Every line that holds "faisaient" should be shown.

▬▬▬

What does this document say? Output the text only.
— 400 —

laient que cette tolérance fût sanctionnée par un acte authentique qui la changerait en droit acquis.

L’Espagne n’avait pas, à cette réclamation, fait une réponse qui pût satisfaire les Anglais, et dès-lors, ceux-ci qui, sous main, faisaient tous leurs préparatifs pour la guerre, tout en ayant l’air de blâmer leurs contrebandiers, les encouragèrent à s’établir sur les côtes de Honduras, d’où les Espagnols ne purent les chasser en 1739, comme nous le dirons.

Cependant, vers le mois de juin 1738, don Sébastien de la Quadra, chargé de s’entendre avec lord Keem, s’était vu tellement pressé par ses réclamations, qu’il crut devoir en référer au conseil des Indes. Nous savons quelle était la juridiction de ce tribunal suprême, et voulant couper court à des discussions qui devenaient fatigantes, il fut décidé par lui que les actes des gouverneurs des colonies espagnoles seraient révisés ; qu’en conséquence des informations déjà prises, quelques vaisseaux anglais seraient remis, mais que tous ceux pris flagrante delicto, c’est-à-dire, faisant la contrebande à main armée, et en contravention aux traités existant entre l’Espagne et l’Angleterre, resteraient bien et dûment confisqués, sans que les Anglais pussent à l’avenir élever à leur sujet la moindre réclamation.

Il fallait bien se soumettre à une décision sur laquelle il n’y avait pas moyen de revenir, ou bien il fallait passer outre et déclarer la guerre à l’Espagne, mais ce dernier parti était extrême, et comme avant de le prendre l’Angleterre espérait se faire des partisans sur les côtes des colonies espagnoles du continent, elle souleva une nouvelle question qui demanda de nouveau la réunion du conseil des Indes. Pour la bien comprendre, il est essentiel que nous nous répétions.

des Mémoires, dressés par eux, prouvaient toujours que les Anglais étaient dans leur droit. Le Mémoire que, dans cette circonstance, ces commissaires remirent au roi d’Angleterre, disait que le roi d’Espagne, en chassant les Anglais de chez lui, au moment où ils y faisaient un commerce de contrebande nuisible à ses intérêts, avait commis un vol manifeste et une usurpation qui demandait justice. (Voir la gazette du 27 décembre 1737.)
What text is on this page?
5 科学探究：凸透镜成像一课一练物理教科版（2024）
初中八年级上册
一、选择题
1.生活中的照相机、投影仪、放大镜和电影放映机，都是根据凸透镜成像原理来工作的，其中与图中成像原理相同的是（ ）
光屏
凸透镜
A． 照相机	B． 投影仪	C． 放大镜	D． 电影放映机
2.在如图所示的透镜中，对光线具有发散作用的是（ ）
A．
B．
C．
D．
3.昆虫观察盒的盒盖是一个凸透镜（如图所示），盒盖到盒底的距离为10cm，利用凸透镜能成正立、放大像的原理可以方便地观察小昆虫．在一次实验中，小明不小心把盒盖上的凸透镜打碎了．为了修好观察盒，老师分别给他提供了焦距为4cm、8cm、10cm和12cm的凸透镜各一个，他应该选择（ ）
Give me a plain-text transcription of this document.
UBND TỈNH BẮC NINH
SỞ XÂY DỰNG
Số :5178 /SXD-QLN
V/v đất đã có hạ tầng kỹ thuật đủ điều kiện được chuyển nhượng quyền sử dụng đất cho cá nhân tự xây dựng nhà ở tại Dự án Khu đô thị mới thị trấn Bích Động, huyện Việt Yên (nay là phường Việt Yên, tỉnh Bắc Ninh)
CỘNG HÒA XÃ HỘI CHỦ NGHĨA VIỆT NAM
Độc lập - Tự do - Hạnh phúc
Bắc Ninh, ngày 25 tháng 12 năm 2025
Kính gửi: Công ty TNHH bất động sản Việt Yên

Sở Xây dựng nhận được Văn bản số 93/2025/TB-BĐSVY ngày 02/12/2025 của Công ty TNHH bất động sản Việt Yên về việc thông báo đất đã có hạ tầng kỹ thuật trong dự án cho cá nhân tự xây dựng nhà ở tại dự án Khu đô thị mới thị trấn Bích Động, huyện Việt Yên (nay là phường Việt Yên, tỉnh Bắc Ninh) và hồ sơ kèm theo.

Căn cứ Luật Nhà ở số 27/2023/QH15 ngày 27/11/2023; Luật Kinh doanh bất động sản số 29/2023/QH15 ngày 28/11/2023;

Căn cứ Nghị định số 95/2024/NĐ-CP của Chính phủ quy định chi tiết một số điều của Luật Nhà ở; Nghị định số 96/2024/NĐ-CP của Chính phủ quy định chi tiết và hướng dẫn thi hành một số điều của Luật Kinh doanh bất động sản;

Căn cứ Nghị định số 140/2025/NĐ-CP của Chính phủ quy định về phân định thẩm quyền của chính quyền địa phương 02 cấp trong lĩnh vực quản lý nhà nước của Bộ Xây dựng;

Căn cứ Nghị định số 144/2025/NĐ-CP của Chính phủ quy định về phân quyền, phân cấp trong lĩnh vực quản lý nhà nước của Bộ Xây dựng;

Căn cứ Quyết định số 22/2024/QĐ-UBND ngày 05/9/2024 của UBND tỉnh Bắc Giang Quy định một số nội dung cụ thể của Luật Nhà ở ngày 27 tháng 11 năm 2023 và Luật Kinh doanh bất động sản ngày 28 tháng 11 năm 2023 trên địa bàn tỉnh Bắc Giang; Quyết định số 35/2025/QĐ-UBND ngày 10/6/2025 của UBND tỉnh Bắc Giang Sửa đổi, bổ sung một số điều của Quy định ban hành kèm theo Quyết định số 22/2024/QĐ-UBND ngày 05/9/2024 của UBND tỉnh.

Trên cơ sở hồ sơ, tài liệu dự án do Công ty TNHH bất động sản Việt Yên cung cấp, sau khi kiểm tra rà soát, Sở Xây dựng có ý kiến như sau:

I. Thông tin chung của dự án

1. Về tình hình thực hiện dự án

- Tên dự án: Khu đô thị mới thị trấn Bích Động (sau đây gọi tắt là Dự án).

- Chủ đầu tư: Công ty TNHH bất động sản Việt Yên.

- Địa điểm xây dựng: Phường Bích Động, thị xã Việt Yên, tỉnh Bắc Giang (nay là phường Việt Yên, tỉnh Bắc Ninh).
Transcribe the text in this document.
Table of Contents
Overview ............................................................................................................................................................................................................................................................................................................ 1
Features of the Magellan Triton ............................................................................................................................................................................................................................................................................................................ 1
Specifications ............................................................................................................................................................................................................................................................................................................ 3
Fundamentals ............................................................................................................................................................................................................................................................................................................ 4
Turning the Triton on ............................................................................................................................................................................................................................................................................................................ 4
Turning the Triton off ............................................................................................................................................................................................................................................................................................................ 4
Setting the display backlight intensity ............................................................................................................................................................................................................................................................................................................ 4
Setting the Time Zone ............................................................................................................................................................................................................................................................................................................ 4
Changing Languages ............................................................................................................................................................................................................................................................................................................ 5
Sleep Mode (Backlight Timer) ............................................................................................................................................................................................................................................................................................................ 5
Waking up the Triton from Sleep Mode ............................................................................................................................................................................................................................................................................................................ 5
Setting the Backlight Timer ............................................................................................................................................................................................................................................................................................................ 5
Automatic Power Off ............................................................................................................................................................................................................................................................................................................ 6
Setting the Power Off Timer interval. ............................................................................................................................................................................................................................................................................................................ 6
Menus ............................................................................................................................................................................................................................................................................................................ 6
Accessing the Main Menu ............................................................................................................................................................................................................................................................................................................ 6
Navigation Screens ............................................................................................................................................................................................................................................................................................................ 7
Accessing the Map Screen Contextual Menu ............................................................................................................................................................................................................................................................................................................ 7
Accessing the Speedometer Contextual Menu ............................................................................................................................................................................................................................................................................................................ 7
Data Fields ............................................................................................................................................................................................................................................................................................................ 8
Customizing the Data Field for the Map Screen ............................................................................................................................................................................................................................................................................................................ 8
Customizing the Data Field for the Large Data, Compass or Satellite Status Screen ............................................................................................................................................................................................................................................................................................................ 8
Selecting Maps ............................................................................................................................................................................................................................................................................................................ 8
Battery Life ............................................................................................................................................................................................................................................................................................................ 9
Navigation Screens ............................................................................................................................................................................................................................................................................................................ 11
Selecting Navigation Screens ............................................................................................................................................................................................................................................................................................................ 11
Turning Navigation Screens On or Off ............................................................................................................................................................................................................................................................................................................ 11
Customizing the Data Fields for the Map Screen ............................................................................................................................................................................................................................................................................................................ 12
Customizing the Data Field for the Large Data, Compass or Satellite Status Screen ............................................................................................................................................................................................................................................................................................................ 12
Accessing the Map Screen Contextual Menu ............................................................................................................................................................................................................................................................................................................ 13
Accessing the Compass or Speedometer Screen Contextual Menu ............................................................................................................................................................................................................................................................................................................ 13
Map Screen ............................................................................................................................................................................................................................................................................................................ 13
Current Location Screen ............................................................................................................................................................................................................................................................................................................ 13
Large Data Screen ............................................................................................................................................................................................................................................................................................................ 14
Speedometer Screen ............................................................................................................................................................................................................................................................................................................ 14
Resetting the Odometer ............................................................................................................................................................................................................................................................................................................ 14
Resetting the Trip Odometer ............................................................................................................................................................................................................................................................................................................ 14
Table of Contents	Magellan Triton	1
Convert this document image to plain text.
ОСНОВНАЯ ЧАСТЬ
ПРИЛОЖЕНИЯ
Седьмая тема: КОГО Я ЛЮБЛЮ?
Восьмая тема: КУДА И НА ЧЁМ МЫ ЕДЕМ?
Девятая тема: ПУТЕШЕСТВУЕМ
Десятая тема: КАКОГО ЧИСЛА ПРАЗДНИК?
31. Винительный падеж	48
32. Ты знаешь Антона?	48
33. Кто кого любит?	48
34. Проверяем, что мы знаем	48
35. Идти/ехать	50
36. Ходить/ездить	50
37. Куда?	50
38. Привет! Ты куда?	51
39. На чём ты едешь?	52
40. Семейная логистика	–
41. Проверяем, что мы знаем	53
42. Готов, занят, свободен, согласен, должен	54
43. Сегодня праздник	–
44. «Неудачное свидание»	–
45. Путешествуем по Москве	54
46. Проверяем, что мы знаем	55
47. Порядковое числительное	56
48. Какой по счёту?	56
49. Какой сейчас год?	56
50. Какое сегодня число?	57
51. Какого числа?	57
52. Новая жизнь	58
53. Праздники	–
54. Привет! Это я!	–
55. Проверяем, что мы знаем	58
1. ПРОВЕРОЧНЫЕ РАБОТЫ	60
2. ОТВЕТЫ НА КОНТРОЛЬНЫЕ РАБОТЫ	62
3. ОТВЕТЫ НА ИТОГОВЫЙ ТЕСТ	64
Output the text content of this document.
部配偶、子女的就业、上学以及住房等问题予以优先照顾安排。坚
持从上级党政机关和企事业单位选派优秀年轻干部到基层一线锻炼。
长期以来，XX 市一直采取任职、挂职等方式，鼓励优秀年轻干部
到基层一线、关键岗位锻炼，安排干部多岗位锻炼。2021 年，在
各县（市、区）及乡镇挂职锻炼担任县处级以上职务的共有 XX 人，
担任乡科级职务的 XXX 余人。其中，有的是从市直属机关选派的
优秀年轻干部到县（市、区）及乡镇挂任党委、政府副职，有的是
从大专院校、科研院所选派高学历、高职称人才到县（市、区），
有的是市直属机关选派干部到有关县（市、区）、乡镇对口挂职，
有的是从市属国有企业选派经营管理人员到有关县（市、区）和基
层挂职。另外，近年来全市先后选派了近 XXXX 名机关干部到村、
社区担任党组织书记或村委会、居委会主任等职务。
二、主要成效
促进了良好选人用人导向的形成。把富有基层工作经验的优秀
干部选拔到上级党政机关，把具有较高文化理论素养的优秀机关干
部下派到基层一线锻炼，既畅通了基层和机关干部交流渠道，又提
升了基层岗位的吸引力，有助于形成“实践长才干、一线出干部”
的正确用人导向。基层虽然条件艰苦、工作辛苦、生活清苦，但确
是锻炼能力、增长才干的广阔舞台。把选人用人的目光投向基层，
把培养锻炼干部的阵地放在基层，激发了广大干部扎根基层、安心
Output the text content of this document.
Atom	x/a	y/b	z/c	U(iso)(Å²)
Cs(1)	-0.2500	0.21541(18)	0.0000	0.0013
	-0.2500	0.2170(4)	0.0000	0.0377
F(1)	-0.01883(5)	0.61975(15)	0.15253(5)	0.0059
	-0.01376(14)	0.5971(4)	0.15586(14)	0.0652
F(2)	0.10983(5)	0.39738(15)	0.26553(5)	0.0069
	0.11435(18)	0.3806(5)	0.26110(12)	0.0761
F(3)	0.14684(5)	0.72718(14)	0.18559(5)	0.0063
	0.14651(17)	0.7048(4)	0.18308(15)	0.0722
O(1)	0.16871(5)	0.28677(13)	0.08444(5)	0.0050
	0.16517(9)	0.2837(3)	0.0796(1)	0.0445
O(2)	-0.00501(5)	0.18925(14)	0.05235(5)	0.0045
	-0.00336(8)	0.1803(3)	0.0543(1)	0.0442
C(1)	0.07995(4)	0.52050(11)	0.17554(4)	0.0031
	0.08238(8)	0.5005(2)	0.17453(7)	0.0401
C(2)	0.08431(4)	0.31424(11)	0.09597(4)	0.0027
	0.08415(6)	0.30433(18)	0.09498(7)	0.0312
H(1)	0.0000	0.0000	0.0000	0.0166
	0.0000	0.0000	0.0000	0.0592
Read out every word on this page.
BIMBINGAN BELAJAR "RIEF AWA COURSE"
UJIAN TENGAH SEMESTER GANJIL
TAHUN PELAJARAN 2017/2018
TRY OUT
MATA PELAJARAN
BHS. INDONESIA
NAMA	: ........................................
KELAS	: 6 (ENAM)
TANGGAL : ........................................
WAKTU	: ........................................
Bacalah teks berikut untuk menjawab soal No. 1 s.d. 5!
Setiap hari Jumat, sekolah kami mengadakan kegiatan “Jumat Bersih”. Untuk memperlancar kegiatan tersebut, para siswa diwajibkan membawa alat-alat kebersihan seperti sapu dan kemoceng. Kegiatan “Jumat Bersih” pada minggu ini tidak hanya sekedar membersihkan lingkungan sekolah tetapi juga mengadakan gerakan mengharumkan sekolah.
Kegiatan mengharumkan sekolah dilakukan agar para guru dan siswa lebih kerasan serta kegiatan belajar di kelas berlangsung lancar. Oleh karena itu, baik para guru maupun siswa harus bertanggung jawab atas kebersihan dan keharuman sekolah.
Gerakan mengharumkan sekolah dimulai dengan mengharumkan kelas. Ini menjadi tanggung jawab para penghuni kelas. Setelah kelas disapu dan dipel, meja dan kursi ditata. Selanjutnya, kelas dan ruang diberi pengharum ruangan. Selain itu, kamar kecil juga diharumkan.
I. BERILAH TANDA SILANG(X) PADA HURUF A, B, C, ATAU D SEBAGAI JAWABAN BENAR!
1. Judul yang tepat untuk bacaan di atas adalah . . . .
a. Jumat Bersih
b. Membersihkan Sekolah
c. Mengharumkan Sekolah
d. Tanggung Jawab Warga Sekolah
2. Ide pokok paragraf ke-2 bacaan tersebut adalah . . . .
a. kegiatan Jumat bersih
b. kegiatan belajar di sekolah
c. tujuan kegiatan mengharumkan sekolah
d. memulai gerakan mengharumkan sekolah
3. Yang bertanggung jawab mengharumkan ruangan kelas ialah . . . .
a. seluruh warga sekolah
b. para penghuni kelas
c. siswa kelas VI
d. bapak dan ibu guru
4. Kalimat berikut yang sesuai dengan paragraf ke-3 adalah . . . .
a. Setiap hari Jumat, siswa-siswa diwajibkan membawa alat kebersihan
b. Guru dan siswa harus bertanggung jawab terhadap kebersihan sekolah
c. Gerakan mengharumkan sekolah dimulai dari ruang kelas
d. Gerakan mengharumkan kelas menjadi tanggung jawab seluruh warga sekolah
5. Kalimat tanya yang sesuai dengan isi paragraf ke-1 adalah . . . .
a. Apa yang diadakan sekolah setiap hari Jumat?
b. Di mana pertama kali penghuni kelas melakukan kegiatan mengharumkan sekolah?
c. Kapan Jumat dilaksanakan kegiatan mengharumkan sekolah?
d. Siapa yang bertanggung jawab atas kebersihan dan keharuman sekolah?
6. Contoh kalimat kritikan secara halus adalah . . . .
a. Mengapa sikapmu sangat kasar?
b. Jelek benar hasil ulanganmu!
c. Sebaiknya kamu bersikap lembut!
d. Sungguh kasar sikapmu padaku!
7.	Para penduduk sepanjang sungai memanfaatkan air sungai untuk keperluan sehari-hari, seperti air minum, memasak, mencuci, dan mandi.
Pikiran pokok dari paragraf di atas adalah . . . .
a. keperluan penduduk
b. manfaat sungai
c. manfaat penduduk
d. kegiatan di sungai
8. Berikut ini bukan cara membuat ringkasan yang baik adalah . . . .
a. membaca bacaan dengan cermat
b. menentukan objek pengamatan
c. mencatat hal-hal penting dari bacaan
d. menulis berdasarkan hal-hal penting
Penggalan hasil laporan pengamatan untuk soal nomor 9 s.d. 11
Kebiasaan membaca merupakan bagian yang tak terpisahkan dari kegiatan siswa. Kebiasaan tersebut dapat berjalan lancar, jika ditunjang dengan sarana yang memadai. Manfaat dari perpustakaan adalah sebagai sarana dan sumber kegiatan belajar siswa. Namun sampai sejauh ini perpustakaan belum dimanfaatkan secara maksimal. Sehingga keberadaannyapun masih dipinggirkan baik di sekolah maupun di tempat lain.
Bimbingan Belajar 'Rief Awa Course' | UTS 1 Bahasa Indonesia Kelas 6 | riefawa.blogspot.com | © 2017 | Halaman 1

▬▬▬

-- WRITTEN SOLUTION --
L’Espagne n’avait pas, à cette réclamation, fait une réponse qui pût satisfaire les Anglais, et dès-lors, ceux-ci qui, sous main, faisaient tous leurs préparatifs pour la guerre, tout en ayant l’air de blâmer leurs contrebandiers, les encouragèrent à s’établir sur les côtes de Honduras, d’où les Espagnols ne purent les chasser en 1739, comme nous le dirons.
des Mémoires, dressés par eux, prouvaient toujours que les Anglais étaient dans leur droit. Le Mémoire que, dans cette circonstance, ces commissaires remirent au roi d’Angleterre, disait que le roi d’Espagne, en chassant les Anglais de chez lui, au moment où ils y faisaient un commerce de contrebande nuisible à ses intérêts, avait commis un vol manifeste et une usurpation qui demandait justice. (Voir la gazette du 27 décembre 1737.)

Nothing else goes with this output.